__Information shown__.
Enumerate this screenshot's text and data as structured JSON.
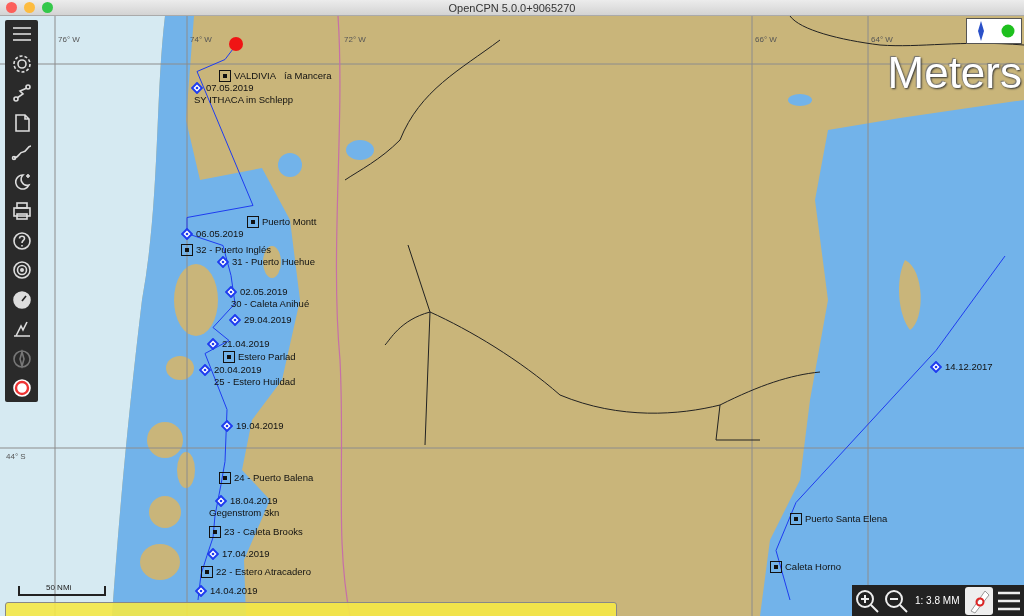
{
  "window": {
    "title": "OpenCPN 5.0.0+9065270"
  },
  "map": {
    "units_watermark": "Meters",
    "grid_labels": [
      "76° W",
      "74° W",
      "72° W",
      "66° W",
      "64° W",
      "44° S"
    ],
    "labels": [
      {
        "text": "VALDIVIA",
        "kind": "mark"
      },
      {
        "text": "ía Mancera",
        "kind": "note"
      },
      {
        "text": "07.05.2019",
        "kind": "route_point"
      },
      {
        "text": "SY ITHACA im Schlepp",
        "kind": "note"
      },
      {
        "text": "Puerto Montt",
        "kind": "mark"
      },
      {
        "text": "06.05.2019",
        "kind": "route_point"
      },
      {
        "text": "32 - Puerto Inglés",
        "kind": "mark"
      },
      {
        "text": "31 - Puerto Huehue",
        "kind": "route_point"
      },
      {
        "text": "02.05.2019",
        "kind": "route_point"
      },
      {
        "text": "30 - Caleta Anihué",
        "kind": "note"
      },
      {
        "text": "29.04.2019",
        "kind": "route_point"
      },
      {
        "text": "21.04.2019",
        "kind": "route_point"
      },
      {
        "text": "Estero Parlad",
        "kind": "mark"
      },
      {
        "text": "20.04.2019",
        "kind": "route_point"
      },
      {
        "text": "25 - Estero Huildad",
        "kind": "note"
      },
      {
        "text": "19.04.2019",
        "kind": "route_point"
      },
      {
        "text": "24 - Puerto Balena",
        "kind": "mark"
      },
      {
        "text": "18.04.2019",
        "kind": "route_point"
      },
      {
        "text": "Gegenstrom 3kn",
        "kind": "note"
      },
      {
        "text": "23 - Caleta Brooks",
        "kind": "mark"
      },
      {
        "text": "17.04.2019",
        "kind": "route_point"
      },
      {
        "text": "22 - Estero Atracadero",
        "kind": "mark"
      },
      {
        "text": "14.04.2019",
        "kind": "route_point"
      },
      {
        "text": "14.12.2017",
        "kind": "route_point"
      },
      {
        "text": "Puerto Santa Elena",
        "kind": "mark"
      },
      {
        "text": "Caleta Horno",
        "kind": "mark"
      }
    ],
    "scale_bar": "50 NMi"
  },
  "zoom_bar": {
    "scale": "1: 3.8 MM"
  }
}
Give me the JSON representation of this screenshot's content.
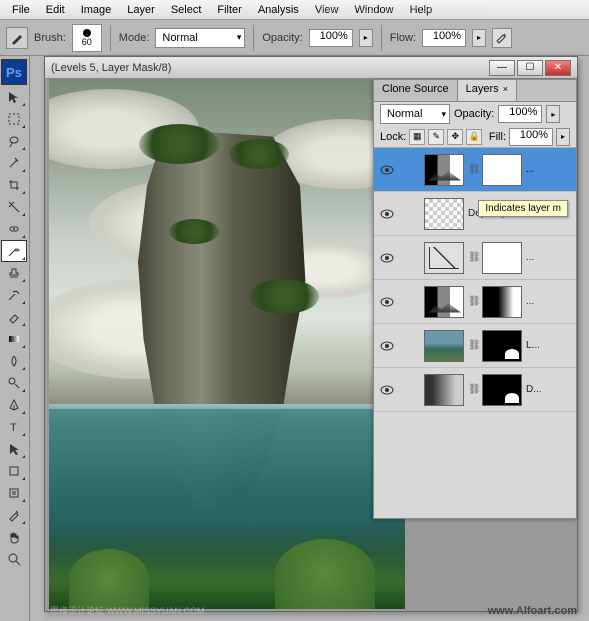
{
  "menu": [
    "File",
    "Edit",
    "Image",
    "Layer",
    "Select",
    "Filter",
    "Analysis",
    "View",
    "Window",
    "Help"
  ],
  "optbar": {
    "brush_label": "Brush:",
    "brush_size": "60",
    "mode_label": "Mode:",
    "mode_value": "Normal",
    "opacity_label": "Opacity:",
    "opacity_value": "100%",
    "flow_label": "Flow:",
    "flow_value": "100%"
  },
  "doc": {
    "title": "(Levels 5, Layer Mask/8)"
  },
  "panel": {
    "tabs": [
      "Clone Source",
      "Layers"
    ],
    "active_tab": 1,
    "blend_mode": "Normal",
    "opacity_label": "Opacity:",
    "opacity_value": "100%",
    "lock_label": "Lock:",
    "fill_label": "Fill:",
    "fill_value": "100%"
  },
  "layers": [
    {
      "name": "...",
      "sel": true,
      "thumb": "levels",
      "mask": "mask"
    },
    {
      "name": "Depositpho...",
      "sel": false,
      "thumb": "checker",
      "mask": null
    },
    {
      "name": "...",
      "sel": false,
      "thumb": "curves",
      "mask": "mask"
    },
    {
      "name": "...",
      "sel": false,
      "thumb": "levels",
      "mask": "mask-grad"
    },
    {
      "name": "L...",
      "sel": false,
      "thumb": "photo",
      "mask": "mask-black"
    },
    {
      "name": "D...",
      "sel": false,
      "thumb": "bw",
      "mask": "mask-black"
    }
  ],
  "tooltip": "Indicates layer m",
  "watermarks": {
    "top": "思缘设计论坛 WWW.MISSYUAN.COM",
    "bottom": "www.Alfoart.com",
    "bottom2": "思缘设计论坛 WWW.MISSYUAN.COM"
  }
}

...

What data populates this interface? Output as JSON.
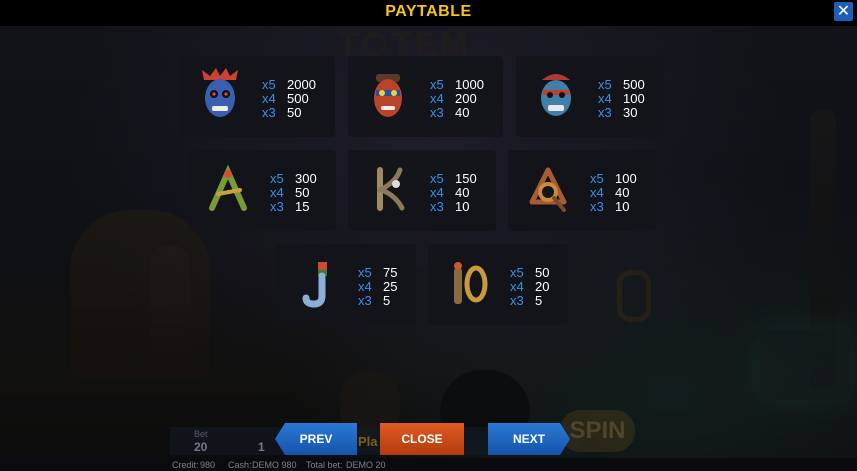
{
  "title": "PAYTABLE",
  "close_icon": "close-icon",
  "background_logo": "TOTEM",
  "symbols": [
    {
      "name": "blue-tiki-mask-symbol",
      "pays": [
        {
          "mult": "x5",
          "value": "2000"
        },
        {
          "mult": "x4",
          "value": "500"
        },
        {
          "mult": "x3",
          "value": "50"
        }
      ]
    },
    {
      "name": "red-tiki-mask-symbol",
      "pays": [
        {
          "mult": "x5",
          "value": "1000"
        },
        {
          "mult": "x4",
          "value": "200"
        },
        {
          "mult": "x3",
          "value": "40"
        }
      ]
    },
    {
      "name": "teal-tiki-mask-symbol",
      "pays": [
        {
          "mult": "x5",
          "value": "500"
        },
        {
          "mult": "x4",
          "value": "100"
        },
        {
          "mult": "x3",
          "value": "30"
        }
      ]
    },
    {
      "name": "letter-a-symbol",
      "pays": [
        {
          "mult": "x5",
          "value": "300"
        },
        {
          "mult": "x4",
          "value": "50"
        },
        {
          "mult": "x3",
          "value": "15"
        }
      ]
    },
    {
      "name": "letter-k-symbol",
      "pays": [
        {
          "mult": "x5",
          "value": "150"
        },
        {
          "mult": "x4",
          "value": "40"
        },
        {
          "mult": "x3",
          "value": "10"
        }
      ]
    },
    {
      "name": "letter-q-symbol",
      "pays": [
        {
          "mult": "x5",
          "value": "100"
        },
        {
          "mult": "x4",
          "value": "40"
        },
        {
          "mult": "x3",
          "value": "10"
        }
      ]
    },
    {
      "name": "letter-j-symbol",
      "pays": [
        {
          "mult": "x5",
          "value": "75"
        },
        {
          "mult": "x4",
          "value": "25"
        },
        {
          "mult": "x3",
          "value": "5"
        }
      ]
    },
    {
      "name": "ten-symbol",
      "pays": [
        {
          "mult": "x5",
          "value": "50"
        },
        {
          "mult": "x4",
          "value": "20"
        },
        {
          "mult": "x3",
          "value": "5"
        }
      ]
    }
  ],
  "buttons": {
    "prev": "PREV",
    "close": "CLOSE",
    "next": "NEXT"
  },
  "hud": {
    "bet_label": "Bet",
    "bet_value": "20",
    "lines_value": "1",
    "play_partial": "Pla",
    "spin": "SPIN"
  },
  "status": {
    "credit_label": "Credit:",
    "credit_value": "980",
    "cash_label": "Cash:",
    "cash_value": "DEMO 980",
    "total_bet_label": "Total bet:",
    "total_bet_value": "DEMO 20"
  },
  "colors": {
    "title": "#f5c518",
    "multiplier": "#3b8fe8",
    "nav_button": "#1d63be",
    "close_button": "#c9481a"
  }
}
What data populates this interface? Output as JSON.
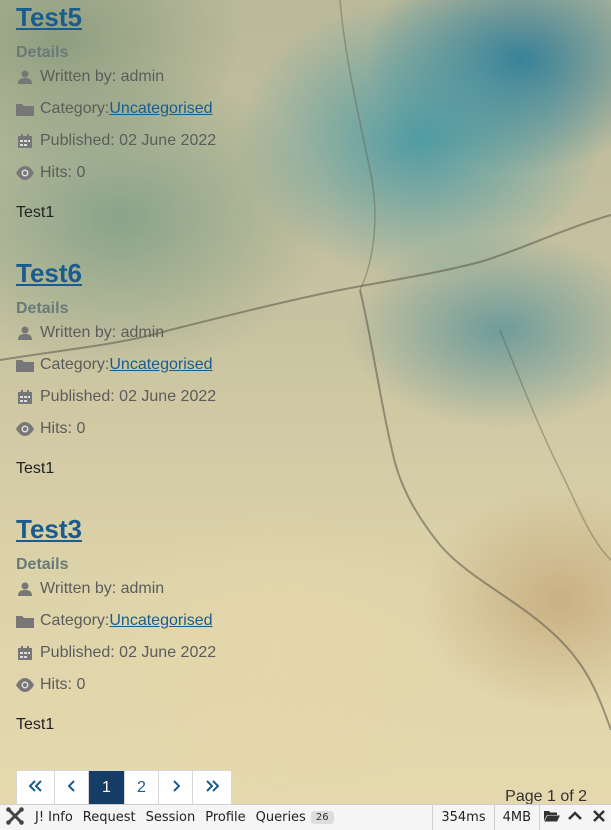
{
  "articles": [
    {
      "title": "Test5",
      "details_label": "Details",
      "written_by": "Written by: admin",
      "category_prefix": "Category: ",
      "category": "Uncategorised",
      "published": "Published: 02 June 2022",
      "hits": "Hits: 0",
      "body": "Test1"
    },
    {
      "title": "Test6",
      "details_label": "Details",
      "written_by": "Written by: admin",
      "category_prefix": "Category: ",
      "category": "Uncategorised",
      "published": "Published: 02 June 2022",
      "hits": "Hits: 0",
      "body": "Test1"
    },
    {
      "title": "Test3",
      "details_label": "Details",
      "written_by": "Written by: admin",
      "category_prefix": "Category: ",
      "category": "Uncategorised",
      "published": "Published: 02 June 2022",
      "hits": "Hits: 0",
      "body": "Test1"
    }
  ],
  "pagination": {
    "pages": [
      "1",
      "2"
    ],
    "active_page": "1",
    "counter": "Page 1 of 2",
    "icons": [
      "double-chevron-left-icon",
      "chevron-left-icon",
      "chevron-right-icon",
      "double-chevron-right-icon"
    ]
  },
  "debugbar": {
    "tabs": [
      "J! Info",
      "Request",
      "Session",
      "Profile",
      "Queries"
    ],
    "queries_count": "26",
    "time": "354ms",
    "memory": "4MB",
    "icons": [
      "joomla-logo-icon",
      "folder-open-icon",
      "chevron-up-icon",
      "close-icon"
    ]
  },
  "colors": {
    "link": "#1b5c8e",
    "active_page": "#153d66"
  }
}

...

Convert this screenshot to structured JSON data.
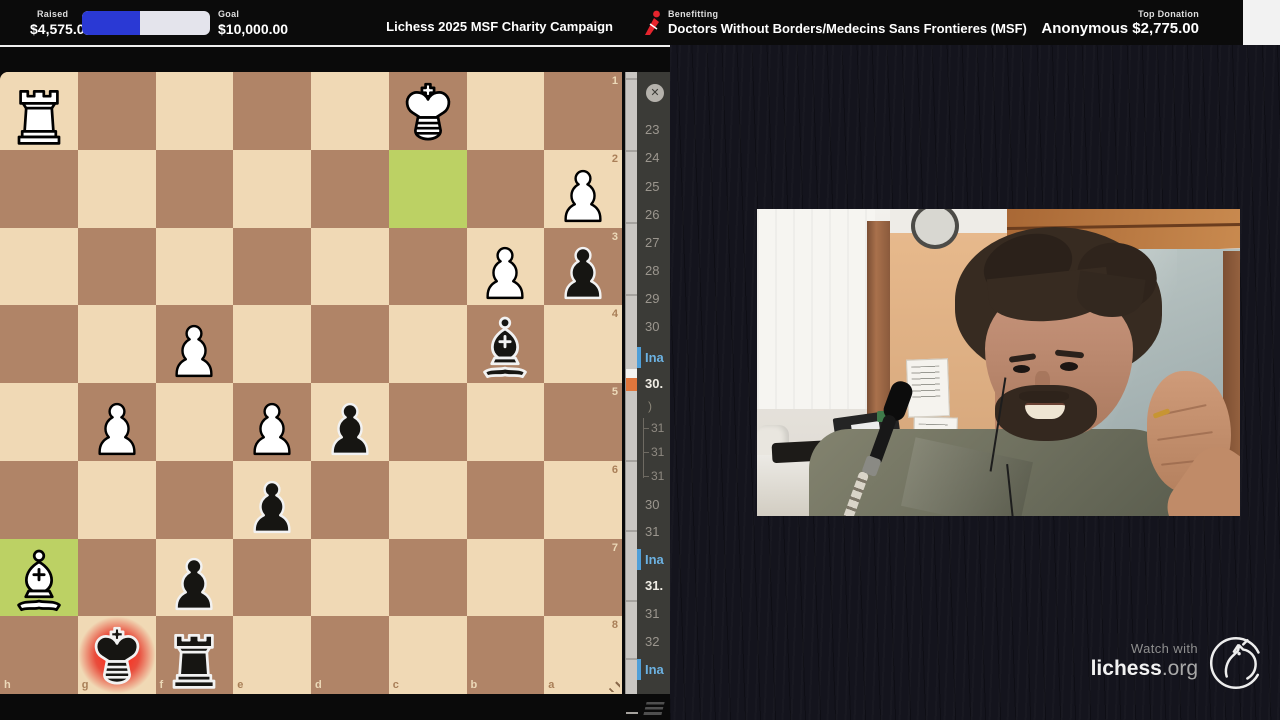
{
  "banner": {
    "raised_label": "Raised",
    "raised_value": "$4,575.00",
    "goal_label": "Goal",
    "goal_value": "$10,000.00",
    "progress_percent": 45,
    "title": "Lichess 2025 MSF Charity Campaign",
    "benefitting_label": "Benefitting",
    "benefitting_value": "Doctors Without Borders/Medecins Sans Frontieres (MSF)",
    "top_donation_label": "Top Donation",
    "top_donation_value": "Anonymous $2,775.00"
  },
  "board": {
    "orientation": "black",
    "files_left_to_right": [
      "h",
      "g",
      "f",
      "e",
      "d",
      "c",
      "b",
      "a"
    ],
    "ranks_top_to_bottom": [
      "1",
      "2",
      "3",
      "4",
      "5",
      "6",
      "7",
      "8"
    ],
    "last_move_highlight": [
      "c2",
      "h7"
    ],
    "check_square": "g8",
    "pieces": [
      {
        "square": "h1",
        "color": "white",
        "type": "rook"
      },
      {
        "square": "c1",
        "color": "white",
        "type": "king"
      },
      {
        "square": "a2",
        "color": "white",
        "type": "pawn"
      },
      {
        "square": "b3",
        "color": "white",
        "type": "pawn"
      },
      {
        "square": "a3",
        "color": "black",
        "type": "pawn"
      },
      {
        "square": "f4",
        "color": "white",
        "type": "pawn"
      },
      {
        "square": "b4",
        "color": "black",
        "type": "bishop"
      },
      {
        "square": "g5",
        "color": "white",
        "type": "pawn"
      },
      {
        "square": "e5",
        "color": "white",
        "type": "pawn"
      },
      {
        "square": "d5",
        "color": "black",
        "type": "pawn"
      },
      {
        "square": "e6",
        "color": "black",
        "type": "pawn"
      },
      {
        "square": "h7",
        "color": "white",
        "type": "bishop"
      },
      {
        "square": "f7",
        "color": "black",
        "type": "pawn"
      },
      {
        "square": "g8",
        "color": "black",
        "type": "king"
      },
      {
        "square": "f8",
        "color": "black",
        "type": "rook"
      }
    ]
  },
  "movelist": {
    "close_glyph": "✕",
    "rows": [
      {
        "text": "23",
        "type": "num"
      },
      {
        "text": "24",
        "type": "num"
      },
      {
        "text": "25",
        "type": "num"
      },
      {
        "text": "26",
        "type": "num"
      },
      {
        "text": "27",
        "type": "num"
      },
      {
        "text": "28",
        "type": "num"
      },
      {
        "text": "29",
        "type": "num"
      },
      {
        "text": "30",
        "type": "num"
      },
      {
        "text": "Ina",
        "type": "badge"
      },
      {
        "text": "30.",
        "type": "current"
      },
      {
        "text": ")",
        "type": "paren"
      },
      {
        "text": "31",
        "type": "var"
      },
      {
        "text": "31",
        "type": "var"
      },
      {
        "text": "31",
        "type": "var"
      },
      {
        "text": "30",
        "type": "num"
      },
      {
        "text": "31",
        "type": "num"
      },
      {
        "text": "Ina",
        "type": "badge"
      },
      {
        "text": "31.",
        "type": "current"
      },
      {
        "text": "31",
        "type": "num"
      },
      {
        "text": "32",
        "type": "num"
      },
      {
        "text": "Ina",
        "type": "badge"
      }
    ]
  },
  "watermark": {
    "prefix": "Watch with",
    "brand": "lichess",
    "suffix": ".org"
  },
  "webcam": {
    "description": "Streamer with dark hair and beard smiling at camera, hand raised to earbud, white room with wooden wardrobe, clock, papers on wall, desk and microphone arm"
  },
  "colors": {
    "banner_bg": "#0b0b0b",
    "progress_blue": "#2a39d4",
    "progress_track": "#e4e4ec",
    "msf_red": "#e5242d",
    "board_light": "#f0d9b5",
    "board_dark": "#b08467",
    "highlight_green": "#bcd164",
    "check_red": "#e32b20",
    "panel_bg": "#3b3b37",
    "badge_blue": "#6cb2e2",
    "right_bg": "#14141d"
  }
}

__Requirement__.
Identify and copy lines that hold the string "DEMO".

__The reply__.
    "cash_value": "DEMO 980",
    "total_bet_value": "DEMO 20"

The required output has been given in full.